STATED GOAL: Leaving out every picture, quote the data below exactly as it appears.

──────── DATA TO USE ────────

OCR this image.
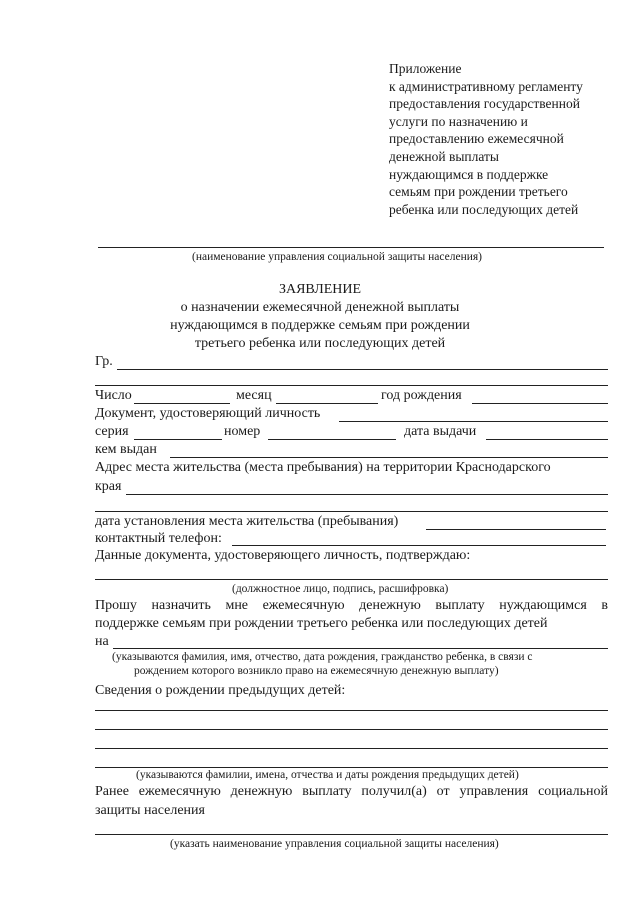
Приложение
к административному регламенту
предоставления государственной
услуги по назначению и
предоставлению ежемесячной
денежной выплаты
нуждающимся в поддержке
семьям при рождении третьего
ребенка или последующих детей
(наименование управления социальной защиты населения)
ЗАЯВЛЕНИЕ
о назначении ежемесячной денежной выплаты
нуждающимся в поддержке семьям при рождении
третьего ребенка или последующих детей
Гр.
Число	месяц	год рождения
Документ, удостоверяющий личность
серия	номер	дата выдачи
кем выдан
Адрес места жительства (места пребывания) на территории Краснодарского
края
дата установления места жительства (пребывания)
контактный телефон:
Данные документа, удостоверяющего личность, подтверждаю:
(должностное лицо, подпись, расшифровка)
Прошу назначить мне ежемесячную денежную выплату нуждающимся в
поддержке семьям при рождении третьего ребенка или последующих детей
на
(указываются фамилия, имя, отчество, дата рождения, гражданство ребенка, в связи с
рождением которого возникло право на ежемесячную денежную выплату)
Сведения о рождении предыдущих детей:
(указываются фамилии, имена, отчества и даты рождения предыдущих детей)
Ранее ежемесячную денежную выплату получил(а) от управления социальной
защиты населения
(указать наименование управления социальной защиты населения)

────────

EXERCISE OUTPUT:
OCR this image.
Приложение
к административному регламенту
предоставления государственной
услуги по назначению и
предоставлению ежемесячной
денежной выплаты
нуждающимся в поддержке
семьям при рождении третьего
ребенка или последующих детей
(наименование управления социальной защиты населения)
ЗАЯВЛЕНИЕ
о назначении ежемесячной денежной выплаты
нуждающимся в поддержке семьям при рождении
третьего ребенка или последующих детей
Гр.
Число	месяц	год рождения
Документ, удостоверяющий личность
серия	номер	дата выдачи
кем выдан
Адрес места жительства (места пребывания) на территории Краснодарского
края
дата установления места жительства (пребывания)
контактный телефон:
Данные документа, удостоверяющего личность, подтверждаю:
(должностное лицо, подпись, расшифровка)
Прошу назначить мне ежемесячную денежную выплату нуждающимся в
поддержке семьям при рождении третьего ребенка или последующих детей
на
(указываются фамилия, имя, отчество, дата рождения, гражданство ребенка, в связи с
рождением которого возникло право на ежемесячную денежную выплату)
Сведения о рождении предыдущих детей:
(указываются фамилии, имена, отчества и даты рождения предыдущих детей)
Ранее ежемесячную денежную выплату получил(а) от управления социальной
защиты населения
(указать наименование управления социальной защиты населения)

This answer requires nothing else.